## WHAT TO WORK ON
Locate every line below that contains the word "ylabel" and copy it.

## THE DATA
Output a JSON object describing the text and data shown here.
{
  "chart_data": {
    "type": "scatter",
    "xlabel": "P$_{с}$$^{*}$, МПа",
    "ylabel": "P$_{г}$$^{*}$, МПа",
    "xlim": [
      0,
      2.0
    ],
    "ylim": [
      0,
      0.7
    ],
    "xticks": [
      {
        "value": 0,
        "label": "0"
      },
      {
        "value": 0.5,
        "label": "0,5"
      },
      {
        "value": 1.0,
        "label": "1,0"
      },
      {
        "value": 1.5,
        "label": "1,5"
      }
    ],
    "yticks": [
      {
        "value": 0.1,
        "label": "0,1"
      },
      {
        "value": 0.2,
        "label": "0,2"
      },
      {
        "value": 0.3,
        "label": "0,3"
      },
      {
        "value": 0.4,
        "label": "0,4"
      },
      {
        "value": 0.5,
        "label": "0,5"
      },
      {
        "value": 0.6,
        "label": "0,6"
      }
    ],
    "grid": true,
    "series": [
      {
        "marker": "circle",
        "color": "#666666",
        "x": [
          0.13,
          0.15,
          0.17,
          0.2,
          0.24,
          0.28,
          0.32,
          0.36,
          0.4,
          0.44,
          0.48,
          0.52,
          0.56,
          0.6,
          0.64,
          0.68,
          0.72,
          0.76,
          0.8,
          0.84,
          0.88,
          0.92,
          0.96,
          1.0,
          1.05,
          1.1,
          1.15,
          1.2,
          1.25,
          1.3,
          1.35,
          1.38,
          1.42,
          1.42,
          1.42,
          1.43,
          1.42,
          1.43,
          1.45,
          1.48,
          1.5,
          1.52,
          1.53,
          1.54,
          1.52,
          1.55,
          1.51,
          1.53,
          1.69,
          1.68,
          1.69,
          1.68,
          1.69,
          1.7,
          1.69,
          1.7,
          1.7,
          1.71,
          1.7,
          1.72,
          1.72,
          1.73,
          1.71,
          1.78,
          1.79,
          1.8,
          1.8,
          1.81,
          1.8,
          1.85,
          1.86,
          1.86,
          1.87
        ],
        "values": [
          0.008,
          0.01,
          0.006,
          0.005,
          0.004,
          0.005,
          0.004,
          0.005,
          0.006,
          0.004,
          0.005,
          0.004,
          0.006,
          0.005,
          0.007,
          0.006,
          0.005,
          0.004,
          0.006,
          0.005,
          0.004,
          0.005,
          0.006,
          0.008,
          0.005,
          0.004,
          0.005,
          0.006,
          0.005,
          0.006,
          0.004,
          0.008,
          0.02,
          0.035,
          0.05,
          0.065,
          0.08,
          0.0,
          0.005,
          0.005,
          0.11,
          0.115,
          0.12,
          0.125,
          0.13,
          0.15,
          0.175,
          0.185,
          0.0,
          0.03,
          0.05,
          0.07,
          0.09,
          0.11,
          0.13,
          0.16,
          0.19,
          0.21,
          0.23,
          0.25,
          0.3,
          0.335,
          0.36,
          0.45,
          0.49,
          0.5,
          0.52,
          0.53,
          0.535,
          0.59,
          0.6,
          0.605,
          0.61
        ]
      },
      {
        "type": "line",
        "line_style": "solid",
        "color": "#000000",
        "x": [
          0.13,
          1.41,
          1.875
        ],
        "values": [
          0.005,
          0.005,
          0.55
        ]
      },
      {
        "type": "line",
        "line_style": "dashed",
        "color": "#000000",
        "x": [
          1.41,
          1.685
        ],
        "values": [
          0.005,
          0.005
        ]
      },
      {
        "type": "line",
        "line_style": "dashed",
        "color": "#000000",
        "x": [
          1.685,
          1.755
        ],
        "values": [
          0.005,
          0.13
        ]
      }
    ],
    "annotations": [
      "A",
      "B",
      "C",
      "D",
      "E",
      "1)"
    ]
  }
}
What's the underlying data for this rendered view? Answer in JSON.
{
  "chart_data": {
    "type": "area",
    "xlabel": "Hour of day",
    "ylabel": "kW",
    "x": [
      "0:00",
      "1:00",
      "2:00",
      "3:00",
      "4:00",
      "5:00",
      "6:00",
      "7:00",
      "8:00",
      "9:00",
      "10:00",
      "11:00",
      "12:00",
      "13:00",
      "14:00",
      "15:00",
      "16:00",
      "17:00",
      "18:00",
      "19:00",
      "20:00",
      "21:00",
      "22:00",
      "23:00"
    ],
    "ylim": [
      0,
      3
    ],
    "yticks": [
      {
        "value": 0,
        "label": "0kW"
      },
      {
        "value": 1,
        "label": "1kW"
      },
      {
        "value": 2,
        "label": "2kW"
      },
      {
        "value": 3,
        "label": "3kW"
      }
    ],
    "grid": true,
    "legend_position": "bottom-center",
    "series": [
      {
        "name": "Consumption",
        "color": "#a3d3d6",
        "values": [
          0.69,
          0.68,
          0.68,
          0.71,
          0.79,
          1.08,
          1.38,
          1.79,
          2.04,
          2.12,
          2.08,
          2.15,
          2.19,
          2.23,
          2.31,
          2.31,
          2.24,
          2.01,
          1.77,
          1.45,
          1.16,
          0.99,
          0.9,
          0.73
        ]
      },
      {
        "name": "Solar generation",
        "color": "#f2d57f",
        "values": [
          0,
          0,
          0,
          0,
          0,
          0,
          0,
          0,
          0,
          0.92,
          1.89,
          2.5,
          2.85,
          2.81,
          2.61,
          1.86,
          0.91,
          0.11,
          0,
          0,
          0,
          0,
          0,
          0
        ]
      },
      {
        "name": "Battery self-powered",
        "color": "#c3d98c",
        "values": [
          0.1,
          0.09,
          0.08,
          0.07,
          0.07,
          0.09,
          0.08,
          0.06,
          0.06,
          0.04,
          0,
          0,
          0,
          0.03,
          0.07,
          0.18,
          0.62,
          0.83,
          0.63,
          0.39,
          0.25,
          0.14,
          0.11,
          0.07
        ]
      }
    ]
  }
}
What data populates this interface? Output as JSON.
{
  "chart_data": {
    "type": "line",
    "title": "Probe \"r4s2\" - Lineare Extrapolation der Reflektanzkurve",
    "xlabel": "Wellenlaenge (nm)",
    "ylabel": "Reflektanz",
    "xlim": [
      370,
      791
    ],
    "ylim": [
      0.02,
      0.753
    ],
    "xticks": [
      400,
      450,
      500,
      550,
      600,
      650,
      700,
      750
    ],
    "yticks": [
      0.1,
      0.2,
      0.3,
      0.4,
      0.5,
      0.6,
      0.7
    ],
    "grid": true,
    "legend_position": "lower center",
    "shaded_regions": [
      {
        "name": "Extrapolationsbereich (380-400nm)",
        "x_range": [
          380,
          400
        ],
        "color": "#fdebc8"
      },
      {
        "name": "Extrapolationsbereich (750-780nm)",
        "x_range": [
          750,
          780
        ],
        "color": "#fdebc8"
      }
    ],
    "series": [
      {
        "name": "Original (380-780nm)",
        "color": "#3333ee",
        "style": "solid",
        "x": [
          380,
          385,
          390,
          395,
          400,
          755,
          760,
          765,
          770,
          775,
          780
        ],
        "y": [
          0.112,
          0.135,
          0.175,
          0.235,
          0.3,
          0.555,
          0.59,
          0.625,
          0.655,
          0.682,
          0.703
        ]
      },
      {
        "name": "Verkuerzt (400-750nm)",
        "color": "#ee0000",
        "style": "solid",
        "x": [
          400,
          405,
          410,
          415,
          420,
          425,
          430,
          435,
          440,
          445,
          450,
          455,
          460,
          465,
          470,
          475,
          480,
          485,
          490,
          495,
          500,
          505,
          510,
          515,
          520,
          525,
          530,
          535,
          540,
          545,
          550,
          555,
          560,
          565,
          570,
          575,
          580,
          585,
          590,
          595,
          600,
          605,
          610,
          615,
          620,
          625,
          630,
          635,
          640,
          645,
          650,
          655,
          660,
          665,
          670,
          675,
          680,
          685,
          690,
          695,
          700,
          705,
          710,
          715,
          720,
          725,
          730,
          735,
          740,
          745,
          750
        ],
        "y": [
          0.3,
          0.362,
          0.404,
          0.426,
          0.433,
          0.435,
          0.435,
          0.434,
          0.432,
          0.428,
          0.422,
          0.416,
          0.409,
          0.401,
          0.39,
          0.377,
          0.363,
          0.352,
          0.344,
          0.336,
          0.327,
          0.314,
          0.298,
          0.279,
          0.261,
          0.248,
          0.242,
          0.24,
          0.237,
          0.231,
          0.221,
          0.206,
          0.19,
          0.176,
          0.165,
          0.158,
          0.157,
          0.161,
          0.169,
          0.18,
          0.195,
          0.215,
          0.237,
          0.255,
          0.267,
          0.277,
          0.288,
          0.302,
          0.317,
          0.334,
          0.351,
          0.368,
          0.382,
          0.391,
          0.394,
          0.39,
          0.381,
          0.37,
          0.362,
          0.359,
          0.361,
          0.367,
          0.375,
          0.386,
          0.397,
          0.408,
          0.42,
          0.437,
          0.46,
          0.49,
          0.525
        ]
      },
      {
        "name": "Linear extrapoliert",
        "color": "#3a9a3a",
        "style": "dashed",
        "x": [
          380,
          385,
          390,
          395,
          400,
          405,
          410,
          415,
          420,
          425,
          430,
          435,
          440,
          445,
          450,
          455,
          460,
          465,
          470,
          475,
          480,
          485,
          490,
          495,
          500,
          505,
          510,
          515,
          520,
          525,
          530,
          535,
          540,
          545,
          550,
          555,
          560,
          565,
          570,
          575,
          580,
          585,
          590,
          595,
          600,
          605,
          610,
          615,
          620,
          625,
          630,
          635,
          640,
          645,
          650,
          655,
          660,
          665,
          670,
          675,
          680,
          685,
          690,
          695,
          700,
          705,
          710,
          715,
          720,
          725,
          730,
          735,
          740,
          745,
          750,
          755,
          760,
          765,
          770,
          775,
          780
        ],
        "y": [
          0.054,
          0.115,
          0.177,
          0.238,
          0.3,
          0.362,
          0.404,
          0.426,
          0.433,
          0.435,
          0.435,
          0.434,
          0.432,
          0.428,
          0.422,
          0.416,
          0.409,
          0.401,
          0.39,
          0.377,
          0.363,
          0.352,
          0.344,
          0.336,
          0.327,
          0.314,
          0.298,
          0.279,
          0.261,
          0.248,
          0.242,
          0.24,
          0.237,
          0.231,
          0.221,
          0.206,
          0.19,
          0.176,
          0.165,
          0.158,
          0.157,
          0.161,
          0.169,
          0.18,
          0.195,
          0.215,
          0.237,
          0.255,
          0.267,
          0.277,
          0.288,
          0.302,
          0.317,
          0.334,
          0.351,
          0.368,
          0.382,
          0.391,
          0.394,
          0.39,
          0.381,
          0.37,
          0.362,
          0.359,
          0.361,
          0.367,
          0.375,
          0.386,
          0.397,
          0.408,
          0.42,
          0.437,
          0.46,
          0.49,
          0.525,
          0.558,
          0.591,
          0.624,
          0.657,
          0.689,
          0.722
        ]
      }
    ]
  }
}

## WRITTEN SOLUTION
    "ylabel": "P$_{г}$$^{*}$, МПа",
    "ylabel": "kW",
    "ylabel": "Reflektanz",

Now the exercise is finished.